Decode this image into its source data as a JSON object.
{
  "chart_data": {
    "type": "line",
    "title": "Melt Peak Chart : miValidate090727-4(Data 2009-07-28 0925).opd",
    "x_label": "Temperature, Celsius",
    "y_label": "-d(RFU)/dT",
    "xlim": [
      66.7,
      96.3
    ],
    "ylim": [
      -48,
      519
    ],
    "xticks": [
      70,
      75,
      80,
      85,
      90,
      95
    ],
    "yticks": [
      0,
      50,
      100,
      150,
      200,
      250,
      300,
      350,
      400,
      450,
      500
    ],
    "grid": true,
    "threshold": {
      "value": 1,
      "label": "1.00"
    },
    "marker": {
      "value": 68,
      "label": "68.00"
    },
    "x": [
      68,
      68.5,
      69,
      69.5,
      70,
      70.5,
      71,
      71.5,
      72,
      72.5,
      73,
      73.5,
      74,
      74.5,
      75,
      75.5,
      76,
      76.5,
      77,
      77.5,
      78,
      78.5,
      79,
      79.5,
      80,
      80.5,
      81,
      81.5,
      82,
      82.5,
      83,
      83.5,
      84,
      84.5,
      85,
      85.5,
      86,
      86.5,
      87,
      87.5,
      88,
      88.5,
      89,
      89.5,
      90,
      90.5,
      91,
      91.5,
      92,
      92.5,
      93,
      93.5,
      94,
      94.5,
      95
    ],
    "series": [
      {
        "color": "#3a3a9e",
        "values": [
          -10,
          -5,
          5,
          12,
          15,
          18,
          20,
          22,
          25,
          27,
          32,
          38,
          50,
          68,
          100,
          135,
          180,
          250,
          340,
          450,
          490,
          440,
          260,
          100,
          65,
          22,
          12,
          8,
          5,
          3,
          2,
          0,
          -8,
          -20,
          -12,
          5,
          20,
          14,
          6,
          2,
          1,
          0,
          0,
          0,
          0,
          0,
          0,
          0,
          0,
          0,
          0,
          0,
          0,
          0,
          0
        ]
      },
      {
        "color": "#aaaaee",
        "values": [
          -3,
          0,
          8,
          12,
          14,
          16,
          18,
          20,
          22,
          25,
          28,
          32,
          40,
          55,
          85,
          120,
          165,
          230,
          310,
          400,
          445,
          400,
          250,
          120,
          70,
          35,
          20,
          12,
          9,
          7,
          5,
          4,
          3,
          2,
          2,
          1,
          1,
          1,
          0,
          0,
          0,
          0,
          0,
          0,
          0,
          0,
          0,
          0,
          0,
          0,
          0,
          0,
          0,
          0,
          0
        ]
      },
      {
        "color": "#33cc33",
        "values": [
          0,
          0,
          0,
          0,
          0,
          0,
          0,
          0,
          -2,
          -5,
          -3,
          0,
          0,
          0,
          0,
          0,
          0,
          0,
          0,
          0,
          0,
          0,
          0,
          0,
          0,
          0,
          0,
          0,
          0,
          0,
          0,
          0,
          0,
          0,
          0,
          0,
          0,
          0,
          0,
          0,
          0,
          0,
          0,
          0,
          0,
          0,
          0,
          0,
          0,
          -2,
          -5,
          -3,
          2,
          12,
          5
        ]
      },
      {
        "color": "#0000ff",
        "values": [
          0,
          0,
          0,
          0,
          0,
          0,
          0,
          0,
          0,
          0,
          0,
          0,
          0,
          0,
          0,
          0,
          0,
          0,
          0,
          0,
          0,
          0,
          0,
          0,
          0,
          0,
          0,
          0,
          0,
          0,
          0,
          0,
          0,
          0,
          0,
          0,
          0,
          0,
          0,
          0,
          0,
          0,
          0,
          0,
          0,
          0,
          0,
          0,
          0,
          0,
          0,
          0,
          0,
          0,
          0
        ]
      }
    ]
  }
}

===============

#### [EXERCISE GOAL]
Return the material in full, exactly as shown.

#### [FINISHED TASK]
Decode this image into its source data as a JSON object.
{
  "chart_data": {
    "type": "line",
    "title": "Melt Peak Chart : miValidate090727-4(Data 2009-07-28 0925).opd",
    "x_label": "Temperature, Celsius",
    "y_label": "-d(RFU)/dT",
    "xlim": [
      66.7,
      96.3
    ],
    "ylim": [
      -48,
      519
    ],
    "xticks": [
      70,
      75,
      80,
      85,
      90,
      95
    ],
    "yticks": [
      0,
      50,
      100,
      150,
      200,
      250,
      300,
      350,
      400,
      450,
      500
    ],
    "grid": true,
    "threshold": {
      "value": 1,
      "label": "1.00"
    },
    "marker": {
      "value": 68,
      "label": "68.00"
    },
    "x": [
      68,
      68.5,
      69,
      69.5,
      70,
      70.5,
      71,
      71.5,
      72,
      72.5,
      73,
      73.5,
      74,
      74.5,
      75,
      75.5,
      76,
      76.5,
      77,
      77.5,
      78,
      78.5,
      79,
      79.5,
      80,
      80.5,
      81,
      81.5,
      82,
      82.5,
      83,
      83.5,
      84,
      84.5,
      85,
      85.5,
      86,
      86.5,
      87,
      87.5,
      88,
      88.5,
      89,
      89.5,
      90,
      90.5,
      91,
      91.5,
      92,
      92.5,
      93,
      93.5,
      94,
      94.5,
      95
    ],
    "series": [
      {
        "color": "#3a3a9e",
        "values": [
          -10,
          -5,
          5,
          12,
          15,
          18,
          20,
          22,
          25,
          27,
          32,
          38,
          50,
          68,
          100,
          135,
          180,
          250,
          340,
          450,
          490,
          440,
          260,
          100,
          65,
          22,
          12,
          8,
          5,
          3,
          2,
          0,
          -8,
          -20,
          -12,
          5,
          20,
          14,
          6,
          2,
          1,
          0,
          0,
          0,
          0,
          0,
          0,
          0,
          0,
          0,
          0,
          0,
          0,
          0,
          0
        ]
      },
      {
        "color": "#aaaaee",
        "values": [
          -3,
          0,
          8,
          12,
          14,
          16,
          18,
          20,
          22,
          25,
          28,
          32,
          40,
          55,
          85,
          120,
          165,
          230,
          310,
          400,
          445,
          400,
          250,
          120,
          70,
          35,
          20,
          12,
          9,
          7,
          5,
          4,
          3,
          2,
          2,
          1,
          1,
          1,
          0,
          0,
          0,
          0,
          0,
          0,
          0,
          0,
          0,
          0,
          0,
          0,
          0,
          0,
          0,
          0,
          0
        ]
      },
      {
        "color": "#33cc33",
        "values": [
          0,
          0,
          0,
          0,
          0,
          0,
          0,
          0,
          -2,
          -5,
          -3,
          0,
          0,
          0,
          0,
          0,
          0,
          0,
          0,
          0,
          0,
          0,
          0,
          0,
          0,
          0,
          0,
          0,
          0,
          0,
          0,
          0,
          0,
          0,
          0,
          0,
          0,
          0,
          0,
          0,
          0,
          0,
          0,
          0,
          0,
          0,
          0,
          0,
          0,
          -2,
          -5,
          -3,
          2,
          12,
          5
        ]
      },
      {
        "color": "#0000ff",
        "values": [
          0,
          0,
          0,
          0,
          0,
          0,
          0,
          0,
          0,
          0,
          0,
          0,
          0,
          0,
          0,
          0,
          0,
          0,
          0,
          0,
          0,
          0,
          0,
          0,
          0,
          0,
          0,
          0,
          0,
          0,
          0,
          0,
          0,
          0,
          0,
          0,
          0,
          0,
          0,
          0,
          0,
          0,
          0,
          0,
          0,
          0,
          0,
          0,
          0,
          0,
          0,
          0,
          0,
          0,
          0
        ]
      }
    ]
  }
}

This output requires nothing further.